** Work to be completed **
Find every line containing the word "receding" and report the count, nothing more.

** Records shown **
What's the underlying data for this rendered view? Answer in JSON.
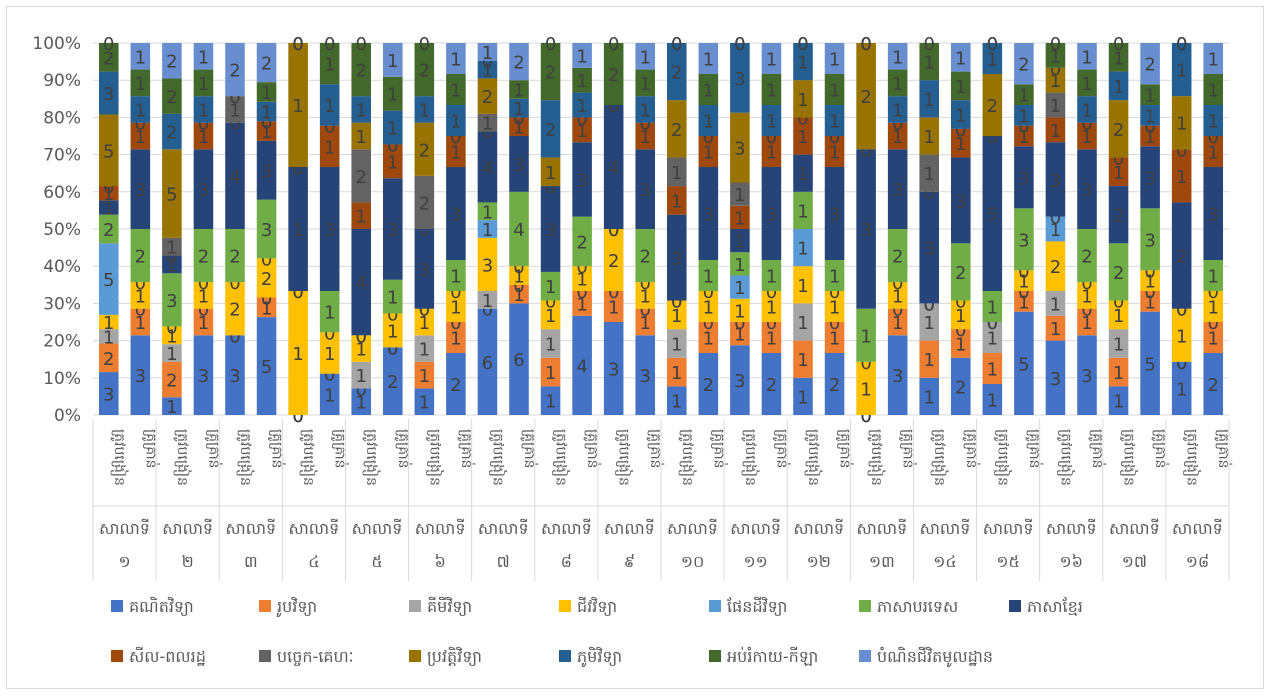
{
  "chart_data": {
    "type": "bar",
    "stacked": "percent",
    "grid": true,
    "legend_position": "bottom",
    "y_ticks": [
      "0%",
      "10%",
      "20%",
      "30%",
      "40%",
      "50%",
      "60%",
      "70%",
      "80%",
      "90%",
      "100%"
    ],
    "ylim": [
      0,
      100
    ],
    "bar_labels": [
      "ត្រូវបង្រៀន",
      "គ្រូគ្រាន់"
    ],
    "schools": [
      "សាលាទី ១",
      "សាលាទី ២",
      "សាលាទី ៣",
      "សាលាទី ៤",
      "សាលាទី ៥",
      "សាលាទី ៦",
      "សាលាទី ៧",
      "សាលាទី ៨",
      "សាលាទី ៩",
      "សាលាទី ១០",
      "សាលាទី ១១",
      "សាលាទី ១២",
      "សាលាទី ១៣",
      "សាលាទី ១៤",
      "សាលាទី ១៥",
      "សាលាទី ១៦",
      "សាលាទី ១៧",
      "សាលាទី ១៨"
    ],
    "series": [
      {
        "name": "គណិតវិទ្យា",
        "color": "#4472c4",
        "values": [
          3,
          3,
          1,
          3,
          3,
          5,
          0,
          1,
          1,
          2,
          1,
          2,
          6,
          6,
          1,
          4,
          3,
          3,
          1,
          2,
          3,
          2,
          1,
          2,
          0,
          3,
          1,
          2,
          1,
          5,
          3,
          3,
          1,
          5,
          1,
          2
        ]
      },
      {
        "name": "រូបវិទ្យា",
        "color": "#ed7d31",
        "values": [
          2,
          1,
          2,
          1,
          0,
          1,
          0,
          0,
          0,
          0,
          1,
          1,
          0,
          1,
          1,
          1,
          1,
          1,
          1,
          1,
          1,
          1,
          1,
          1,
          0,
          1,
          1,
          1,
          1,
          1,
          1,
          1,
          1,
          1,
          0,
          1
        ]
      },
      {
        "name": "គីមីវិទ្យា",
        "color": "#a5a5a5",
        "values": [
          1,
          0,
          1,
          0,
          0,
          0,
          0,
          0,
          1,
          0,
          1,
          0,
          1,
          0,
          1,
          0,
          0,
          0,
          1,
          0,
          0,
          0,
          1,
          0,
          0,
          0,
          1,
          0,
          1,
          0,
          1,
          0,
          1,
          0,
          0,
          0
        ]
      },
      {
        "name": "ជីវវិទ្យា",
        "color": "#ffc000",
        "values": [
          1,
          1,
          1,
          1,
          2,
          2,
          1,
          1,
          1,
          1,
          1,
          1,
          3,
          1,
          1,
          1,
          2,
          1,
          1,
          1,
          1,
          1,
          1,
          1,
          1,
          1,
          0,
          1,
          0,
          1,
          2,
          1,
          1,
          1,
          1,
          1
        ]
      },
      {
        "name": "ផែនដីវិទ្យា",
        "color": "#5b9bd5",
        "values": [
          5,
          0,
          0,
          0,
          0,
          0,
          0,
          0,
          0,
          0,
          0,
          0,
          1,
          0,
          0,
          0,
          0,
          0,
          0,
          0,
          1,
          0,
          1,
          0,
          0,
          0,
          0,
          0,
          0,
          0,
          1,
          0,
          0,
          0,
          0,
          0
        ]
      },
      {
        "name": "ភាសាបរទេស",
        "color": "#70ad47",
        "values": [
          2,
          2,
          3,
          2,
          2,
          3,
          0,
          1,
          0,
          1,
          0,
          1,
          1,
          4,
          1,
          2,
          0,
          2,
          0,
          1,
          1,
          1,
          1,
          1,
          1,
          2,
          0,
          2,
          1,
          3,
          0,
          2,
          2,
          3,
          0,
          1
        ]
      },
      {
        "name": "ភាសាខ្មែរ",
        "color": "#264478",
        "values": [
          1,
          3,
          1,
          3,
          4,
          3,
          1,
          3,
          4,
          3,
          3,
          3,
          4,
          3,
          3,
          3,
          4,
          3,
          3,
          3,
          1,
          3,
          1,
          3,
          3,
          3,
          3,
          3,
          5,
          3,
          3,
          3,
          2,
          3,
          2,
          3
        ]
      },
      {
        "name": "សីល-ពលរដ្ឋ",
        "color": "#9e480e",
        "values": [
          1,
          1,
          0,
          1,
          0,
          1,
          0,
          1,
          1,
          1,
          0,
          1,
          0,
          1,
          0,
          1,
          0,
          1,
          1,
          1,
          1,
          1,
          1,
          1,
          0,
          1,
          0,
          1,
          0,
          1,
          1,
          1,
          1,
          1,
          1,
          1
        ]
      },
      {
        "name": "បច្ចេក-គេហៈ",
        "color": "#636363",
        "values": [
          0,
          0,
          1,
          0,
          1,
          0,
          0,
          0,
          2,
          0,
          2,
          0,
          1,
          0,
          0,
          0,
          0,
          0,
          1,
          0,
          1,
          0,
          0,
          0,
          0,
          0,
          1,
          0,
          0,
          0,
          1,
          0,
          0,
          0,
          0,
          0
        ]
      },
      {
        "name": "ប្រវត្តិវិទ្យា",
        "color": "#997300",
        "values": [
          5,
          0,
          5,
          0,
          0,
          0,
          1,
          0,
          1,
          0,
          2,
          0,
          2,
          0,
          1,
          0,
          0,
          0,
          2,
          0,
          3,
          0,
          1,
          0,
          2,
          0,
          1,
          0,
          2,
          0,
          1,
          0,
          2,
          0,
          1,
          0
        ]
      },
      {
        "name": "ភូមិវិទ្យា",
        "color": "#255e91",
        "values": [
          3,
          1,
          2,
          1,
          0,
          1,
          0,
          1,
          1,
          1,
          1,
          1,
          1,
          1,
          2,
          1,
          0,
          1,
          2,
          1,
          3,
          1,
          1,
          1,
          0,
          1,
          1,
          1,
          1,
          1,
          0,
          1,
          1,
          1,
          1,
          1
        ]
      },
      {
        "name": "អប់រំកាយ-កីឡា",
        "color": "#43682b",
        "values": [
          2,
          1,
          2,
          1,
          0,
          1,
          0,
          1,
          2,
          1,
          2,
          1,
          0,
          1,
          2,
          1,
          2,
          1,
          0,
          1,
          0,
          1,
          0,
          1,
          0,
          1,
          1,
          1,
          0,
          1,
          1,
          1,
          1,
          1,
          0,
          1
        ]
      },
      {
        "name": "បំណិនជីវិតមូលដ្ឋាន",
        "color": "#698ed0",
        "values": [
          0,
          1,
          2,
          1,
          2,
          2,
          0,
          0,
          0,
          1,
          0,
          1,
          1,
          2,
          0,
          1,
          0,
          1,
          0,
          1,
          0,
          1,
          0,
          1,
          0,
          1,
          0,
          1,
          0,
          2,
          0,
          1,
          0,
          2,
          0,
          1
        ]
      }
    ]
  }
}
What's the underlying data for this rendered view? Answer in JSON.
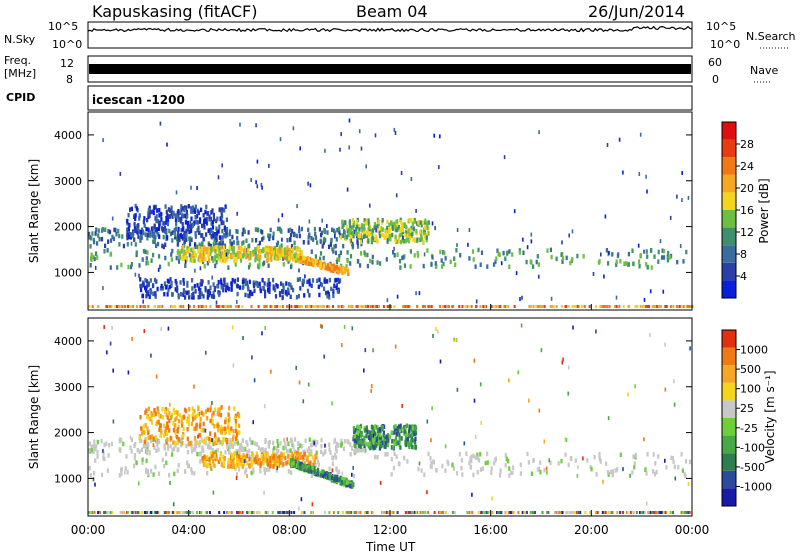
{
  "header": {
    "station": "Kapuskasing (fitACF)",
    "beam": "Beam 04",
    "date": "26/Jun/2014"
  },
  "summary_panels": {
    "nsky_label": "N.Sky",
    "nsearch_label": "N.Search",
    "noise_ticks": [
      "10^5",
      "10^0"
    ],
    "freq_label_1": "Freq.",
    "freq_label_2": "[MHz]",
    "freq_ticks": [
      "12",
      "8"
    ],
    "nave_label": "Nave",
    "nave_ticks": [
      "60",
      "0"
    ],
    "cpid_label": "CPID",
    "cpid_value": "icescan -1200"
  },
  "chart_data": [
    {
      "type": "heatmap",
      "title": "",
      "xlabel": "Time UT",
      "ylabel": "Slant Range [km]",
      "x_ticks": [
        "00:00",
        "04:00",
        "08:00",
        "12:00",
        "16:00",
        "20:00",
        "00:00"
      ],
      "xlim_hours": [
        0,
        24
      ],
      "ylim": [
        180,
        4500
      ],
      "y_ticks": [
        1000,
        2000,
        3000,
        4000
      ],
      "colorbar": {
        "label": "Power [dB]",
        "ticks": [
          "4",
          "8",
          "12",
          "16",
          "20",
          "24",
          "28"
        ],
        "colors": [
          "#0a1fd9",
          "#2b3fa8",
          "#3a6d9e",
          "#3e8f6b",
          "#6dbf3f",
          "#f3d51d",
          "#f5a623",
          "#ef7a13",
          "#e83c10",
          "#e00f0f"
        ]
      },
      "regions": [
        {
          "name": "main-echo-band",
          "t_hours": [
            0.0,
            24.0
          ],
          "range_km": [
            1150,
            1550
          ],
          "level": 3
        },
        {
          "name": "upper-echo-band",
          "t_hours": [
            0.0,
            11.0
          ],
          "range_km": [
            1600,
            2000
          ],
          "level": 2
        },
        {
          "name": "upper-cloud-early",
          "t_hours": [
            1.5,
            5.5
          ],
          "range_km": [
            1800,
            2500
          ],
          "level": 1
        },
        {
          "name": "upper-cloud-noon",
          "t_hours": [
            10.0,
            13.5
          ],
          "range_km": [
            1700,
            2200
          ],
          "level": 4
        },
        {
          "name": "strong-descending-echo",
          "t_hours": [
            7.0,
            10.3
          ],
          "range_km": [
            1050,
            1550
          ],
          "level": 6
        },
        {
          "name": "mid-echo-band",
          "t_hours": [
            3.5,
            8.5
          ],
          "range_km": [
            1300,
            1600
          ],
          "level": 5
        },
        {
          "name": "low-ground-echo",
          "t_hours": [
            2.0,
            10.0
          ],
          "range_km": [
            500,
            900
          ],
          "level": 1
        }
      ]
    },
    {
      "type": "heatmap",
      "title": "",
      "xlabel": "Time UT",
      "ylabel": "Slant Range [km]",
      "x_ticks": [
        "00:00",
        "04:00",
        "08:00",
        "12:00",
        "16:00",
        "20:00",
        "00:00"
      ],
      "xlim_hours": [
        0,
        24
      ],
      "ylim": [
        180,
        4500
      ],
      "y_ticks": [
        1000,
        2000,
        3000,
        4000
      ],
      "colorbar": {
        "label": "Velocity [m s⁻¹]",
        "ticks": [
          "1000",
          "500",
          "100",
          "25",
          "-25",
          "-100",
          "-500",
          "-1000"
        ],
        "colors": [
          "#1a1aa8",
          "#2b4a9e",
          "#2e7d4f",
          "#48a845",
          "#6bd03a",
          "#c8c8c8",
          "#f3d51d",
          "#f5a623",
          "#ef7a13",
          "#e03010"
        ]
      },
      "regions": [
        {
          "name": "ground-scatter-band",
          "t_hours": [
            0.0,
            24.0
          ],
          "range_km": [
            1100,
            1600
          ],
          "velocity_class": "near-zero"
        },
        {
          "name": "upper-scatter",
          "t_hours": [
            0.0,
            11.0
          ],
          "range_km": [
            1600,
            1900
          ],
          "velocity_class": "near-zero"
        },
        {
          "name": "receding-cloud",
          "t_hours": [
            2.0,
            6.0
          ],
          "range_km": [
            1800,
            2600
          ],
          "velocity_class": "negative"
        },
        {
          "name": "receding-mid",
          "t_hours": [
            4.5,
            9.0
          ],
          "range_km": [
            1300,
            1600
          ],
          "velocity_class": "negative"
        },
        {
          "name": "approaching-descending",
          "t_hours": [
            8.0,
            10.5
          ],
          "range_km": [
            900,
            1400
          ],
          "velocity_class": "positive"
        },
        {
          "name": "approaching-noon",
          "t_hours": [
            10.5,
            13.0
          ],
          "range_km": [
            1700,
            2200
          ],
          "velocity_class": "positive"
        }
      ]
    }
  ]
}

** Response to this exercise **
2